[GIVEN INSTRUCTION]: Extract the records in full, leaving every picture out.

[Entries taken from a collection]

/---

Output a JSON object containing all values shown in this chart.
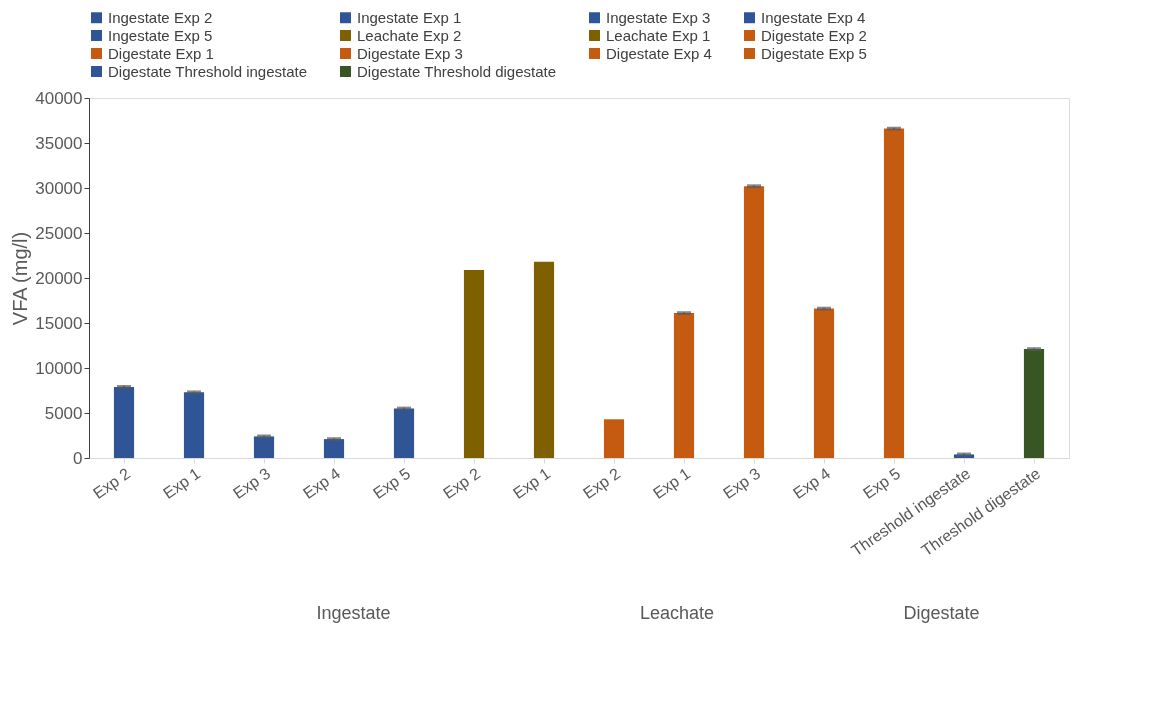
{
  "chart_data": {
    "type": "bar",
    "ylabel": "VFA (mg/l)",
    "categories": [
      "Exp 2",
      "Exp 1",
      "Exp 3",
      "Exp 4",
      "Exp 5",
      "Exp 2",
      "Exp 1",
      "Exp 2",
      "Exp 1",
      "Exp 3",
      "Exp 4",
      "Exp 5",
      "Threshold ingestate",
      "Threshold digestate"
    ],
    "series": [
      {
        "name": "Ingestate Exp 2",
        "color": "#2f5597",
        "values": [
          7900,
          null,
          null,
          null,
          null,
          null,
          null,
          null,
          null,
          null,
          null,
          null,
          null,
          null
        ],
        "errors": [
          100,
          null,
          null,
          null,
          null,
          null,
          null,
          null,
          null,
          null,
          null,
          null,
          null,
          null
        ]
      },
      {
        "name": "Ingestate Exp 1",
        "color": "#2f5597",
        "values": [
          null,
          7300,
          null,
          null,
          null,
          null,
          null,
          null,
          null,
          null,
          null,
          null,
          null,
          null
        ],
        "errors": [
          null,
          100,
          null,
          null,
          null,
          null,
          null,
          null,
          null,
          null,
          null,
          null,
          null,
          null
        ]
      },
      {
        "name": "Ingestate Exp 3",
        "color": "#2f5597",
        "values": [
          null,
          null,
          2400,
          null,
          null,
          null,
          null,
          null,
          null,
          null,
          null,
          null,
          null,
          null
        ],
        "errors": [
          null,
          null,
          100,
          null,
          null,
          null,
          null,
          null,
          null,
          null,
          null,
          null,
          null,
          null
        ]
      },
      {
        "name": "Ingestate Exp 4",
        "color": "#2f5597",
        "values": [
          null,
          null,
          null,
          2100,
          null,
          null,
          null,
          null,
          null,
          null,
          null,
          null,
          null,
          null
        ],
        "errors": [
          null,
          null,
          null,
          100,
          null,
          null,
          null,
          null,
          null,
          null,
          null,
          null,
          null,
          null
        ]
      },
      {
        "name": "Ingestate Exp 5",
        "color": "#2f5597",
        "values": [
          null,
          null,
          null,
          null,
          5500,
          null,
          null,
          null,
          null,
          null,
          null,
          null,
          null,
          null
        ],
        "errors": [
          null,
          null,
          null,
          null,
          100,
          null,
          null,
          null,
          null,
          null,
          null,
          null,
          null,
          null
        ]
      },
      {
        "name": "Leachate Exp 2",
        "color": "#7f6000",
        "values": [
          null,
          null,
          null,
          null,
          null,
          20900,
          null,
          null,
          null,
          null,
          null,
          null,
          null,
          null
        ]
      },
      {
        "name": "Leachate Exp 1",
        "color": "#7f6000",
        "values": [
          null,
          null,
          null,
          null,
          null,
          null,
          21800,
          null,
          null,
          null,
          null,
          null,
          null,
          null
        ]
      },
      {
        "name": "Digestate Exp 2",
        "color": "#c55a11",
        "values": [
          null,
          null,
          null,
          null,
          null,
          null,
          null,
          4300,
          null,
          null,
          null,
          null,
          null,
          null
        ]
      },
      {
        "name": "Digestate Exp 1",
        "color": "#c55a11",
        "values": [
          null,
          null,
          null,
          null,
          null,
          null,
          null,
          null,
          16100,
          null,
          null,
          null,
          null,
          null
        ],
        "errors": [
          null,
          null,
          null,
          null,
          null,
          null,
          null,
          null,
          100,
          null,
          null,
          null,
          null,
          null
        ]
      },
      {
        "name": "Digestate Exp 3",
        "color": "#c55a11",
        "values": [
          null,
          null,
          null,
          null,
          null,
          null,
          null,
          null,
          null,
          30200,
          null,
          null,
          null,
          null
        ],
        "errors": [
          null,
          null,
          null,
          null,
          null,
          null,
          null,
          null,
          null,
          100,
          null,
          null,
          null,
          null
        ]
      },
      {
        "name": "Digestate Exp 4",
        "color": "#c55a11",
        "values": [
          null,
          null,
          null,
          null,
          null,
          null,
          null,
          null,
          null,
          null,
          16600,
          null,
          null,
          null
        ],
        "errors": [
          null,
          null,
          null,
          null,
          null,
          null,
          null,
          null,
          null,
          null,
          100,
          null,
          null,
          null
        ]
      },
      {
        "name": "Digestate Exp 5",
        "color": "#c55a11",
        "values": [
          null,
          null,
          null,
          null,
          null,
          null,
          null,
          null,
          null,
          null,
          null,
          36600,
          null,
          null
        ],
        "errors": [
          null,
          null,
          null,
          null,
          null,
          null,
          null,
          null,
          null,
          null,
          null,
          100,
          null,
          null
        ]
      },
      {
        "name": "Digestate Threshold ingestate",
        "color": "#2f5597",
        "values": [
          null,
          null,
          null,
          null,
          null,
          null,
          null,
          null,
          null,
          null,
          null,
          null,
          400,
          null
        ],
        "errors": [
          null,
          null,
          null,
          null,
          null,
          null,
          null,
          null,
          null,
          null,
          null,
          null,
          100,
          null
        ]
      },
      {
        "name": "Digestate Threshold digestate",
        "color": "#375623",
        "values": [
          null,
          null,
          null,
          null,
          null,
          null,
          null,
          null,
          null,
          null,
          null,
          null,
          null,
          12100
        ],
        "errors": [
          null,
          null,
          null,
          null,
          null,
          null,
          null,
          null,
          null,
          null,
          null,
          null,
          null,
          100
        ]
      }
    ],
    "ylim": [
      0,
      40000
    ],
    "yticks": [
      0,
      5000,
      10000,
      15000,
      20000,
      25000,
      30000,
      35000,
      40000
    ],
    "grid": false,
    "legend": "top",
    "annotations": [
      "Ingestate",
      "Leachate",
      "Digestate"
    ]
  }
}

\---

[OUTPUT OF THE TASK]:
Output a JSON object containing all values shown in this chart.
{
  "chart_data": {
    "type": "bar",
    "ylabel": "VFA (mg/l)",
    "categories": [
      "Exp 2",
      "Exp 1",
      "Exp 3",
      "Exp 4",
      "Exp 5",
      "Exp 2",
      "Exp 1",
      "Exp 2",
      "Exp 1",
      "Exp 3",
      "Exp 4",
      "Exp 5",
      "Threshold ingestate",
      "Threshold digestate"
    ],
    "series": [
      {
        "name": "Ingestate Exp 2",
        "color": "#2f5597",
        "values": [
          7900,
          null,
          null,
          null,
          null,
          null,
          null,
          null,
          null,
          null,
          null,
          null,
          null,
          null
        ],
        "errors": [
          100,
          null,
          null,
          null,
          null,
          null,
          null,
          null,
          null,
          null,
          null,
          null,
          null,
          null
        ]
      },
      {
        "name": "Ingestate Exp 1",
        "color": "#2f5597",
        "values": [
          null,
          7300,
          null,
          null,
          null,
          null,
          null,
          null,
          null,
          null,
          null,
          null,
          null,
          null
        ],
        "errors": [
          null,
          100,
          null,
          null,
          null,
          null,
          null,
          null,
          null,
          null,
          null,
          null,
          null,
          null
        ]
      },
      {
        "name": "Ingestate Exp 3",
        "color": "#2f5597",
        "values": [
          null,
          null,
          2400,
          null,
          null,
          null,
          null,
          null,
          null,
          null,
          null,
          null,
          null,
          null
        ],
        "errors": [
          null,
          null,
          100,
          null,
          null,
          null,
          null,
          null,
          null,
          null,
          null,
          null,
          null,
          null
        ]
      },
      {
        "name": "Ingestate Exp 4",
        "color": "#2f5597",
        "values": [
          null,
          null,
          null,
          2100,
          null,
          null,
          null,
          null,
          null,
          null,
          null,
          null,
          null,
          null
        ],
        "errors": [
          null,
          null,
          null,
          100,
          null,
          null,
          null,
          null,
          null,
          null,
          null,
          null,
          null,
          null
        ]
      },
      {
        "name": "Ingestate Exp 5",
        "color": "#2f5597",
        "values": [
          null,
          null,
          null,
          null,
          5500,
          null,
          null,
          null,
          null,
          null,
          null,
          null,
          null,
          null
        ],
        "errors": [
          null,
          null,
          null,
          null,
          100,
          null,
          null,
          null,
          null,
          null,
          null,
          null,
          null,
          null
        ]
      },
      {
        "name": "Leachate Exp 2",
        "color": "#7f6000",
        "values": [
          null,
          null,
          null,
          null,
          null,
          20900,
          null,
          null,
          null,
          null,
          null,
          null,
          null,
          null
        ]
      },
      {
        "name": "Leachate Exp 1",
        "color": "#7f6000",
        "values": [
          null,
          null,
          null,
          null,
          null,
          null,
          21800,
          null,
          null,
          null,
          null,
          null,
          null,
          null
        ]
      },
      {
        "name": "Digestate Exp 2",
        "color": "#c55a11",
        "values": [
          null,
          null,
          null,
          null,
          null,
          null,
          null,
          4300,
          null,
          null,
          null,
          null,
          null,
          null
        ]
      },
      {
        "name": "Digestate Exp 1",
        "color": "#c55a11",
        "values": [
          null,
          null,
          null,
          null,
          null,
          null,
          null,
          null,
          16100,
          null,
          null,
          null,
          null,
          null
        ],
        "errors": [
          null,
          null,
          null,
          null,
          null,
          null,
          null,
          null,
          100,
          null,
          null,
          null,
          null,
          null
        ]
      },
      {
        "name": "Digestate Exp 3",
        "color": "#c55a11",
        "values": [
          null,
          null,
          null,
          null,
          null,
          null,
          null,
          null,
          null,
          30200,
          null,
          null,
          null,
          null
        ],
        "errors": [
          null,
          null,
          null,
          null,
          null,
          null,
          null,
          null,
          null,
          100,
          null,
          null,
          null,
          null
        ]
      },
      {
        "name": "Digestate Exp 4",
        "color": "#c55a11",
        "values": [
          null,
          null,
          null,
          null,
          null,
          null,
          null,
          null,
          null,
          null,
          16600,
          null,
          null,
          null
        ],
        "errors": [
          null,
          null,
          null,
          null,
          null,
          null,
          null,
          null,
          null,
          null,
          100,
          null,
          null,
          null
        ]
      },
      {
        "name": "Digestate Exp 5",
        "color": "#c55a11",
        "values": [
          null,
          null,
          null,
          null,
          null,
          null,
          null,
          null,
          null,
          null,
          null,
          36600,
          null,
          null
        ],
        "errors": [
          null,
          null,
          null,
          null,
          null,
          null,
          null,
          null,
          null,
          null,
          null,
          100,
          null,
          null
        ]
      },
      {
        "name": "Digestate Threshold ingestate",
        "color": "#2f5597",
        "values": [
          null,
          null,
          null,
          null,
          null,
          null,
          null,
          null,
          null,
          null,
          null,
          null,
          400,
          null
        ],
        "errors": [
          null,
          null,
          null,
          null,
          null,
          null,
          null,
          null,
          null,
          null,
          null,
          null,
          100,
          null
        ]
      },
      {
        "name": "Digestate Threshold digestate",
        "color": "#375623",
        "values": [
          null,
          null,
          null,
          null,
          null,
          null,
          null,
          null,
          null,
          null,
          null,
          null,
          null,
          12100
        ],
        "errors": [
          null,
          null,
          null,
          null,
          null,
          null,
          null,
          null,
          null,
          null,
          null,
          null,
          null,
          100
        ]
      }
    ],
    "ylim": [
      0,
      40000
    ],
    "yticks": [
      0,
      5000,
      10000,
      15000,
      20000,
      25000,
      30000,
      35000,
      40000
    ],
    "grid": false,
    "legend": "top",
    "annotations": [
      "Ingestate",
      "Leachate",
      "Digestate"
    ]
  }
}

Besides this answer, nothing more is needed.